(Direction):
Return all lines with the word "should" in them.

(Records for the exercise):
================

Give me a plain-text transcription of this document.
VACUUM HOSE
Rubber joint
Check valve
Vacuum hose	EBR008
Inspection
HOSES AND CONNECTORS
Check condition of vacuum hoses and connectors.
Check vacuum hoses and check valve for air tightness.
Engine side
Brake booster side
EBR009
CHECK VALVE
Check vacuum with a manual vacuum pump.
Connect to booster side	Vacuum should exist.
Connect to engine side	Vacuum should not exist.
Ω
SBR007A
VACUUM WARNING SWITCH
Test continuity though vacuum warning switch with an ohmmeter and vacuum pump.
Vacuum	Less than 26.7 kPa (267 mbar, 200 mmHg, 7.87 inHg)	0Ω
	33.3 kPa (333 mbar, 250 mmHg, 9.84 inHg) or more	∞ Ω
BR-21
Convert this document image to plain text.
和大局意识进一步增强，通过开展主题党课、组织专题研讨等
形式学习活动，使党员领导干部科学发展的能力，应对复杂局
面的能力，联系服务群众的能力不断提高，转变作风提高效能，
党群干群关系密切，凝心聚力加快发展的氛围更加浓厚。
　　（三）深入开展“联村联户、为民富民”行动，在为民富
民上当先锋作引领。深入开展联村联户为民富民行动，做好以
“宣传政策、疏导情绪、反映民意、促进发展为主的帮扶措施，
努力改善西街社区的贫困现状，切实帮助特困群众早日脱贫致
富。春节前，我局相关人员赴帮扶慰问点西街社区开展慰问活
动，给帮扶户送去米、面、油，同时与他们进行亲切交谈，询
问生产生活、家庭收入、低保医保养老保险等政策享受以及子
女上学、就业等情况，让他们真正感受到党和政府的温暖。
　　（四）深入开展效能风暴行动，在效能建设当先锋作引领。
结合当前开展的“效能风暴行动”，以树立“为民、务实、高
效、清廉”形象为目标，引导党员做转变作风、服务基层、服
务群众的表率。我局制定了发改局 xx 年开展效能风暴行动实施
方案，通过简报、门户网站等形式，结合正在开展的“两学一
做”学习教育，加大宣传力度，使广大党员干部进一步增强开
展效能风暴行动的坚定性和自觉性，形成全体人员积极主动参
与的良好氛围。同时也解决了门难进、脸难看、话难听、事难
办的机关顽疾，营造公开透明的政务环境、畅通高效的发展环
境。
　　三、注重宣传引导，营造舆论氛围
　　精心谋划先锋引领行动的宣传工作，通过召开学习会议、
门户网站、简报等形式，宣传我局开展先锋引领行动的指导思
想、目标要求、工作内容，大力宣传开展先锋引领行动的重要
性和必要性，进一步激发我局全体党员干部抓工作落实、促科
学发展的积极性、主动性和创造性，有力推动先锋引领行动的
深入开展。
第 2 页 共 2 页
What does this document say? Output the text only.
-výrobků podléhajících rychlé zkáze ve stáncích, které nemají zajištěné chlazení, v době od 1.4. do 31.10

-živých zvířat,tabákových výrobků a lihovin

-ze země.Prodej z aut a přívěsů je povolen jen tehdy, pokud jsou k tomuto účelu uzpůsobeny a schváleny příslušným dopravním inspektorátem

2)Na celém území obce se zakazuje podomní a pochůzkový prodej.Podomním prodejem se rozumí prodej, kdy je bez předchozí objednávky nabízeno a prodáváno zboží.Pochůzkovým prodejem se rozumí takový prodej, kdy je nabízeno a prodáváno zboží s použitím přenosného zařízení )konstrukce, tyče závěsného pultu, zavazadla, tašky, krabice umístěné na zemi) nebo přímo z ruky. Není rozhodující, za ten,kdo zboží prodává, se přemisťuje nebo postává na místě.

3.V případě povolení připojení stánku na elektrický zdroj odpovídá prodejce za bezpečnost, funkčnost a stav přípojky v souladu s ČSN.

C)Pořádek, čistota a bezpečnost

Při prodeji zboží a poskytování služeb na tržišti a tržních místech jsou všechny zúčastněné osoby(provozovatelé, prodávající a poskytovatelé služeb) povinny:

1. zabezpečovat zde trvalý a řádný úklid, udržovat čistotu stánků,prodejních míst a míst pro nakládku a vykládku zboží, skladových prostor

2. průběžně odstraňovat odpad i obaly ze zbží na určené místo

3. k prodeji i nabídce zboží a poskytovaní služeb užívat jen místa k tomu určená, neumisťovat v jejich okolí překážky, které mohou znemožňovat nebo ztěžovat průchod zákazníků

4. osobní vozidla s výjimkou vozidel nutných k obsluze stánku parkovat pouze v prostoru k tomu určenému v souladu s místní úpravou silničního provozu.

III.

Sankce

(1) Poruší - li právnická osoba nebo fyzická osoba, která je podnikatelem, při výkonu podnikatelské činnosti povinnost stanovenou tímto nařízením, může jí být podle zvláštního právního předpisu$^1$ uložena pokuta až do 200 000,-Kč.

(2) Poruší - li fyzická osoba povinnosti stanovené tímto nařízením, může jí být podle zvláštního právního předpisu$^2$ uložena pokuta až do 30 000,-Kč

================

(The response):
Connect to booster side	Vacuum should exist.
Connect to engine side	Vacuum should not exist.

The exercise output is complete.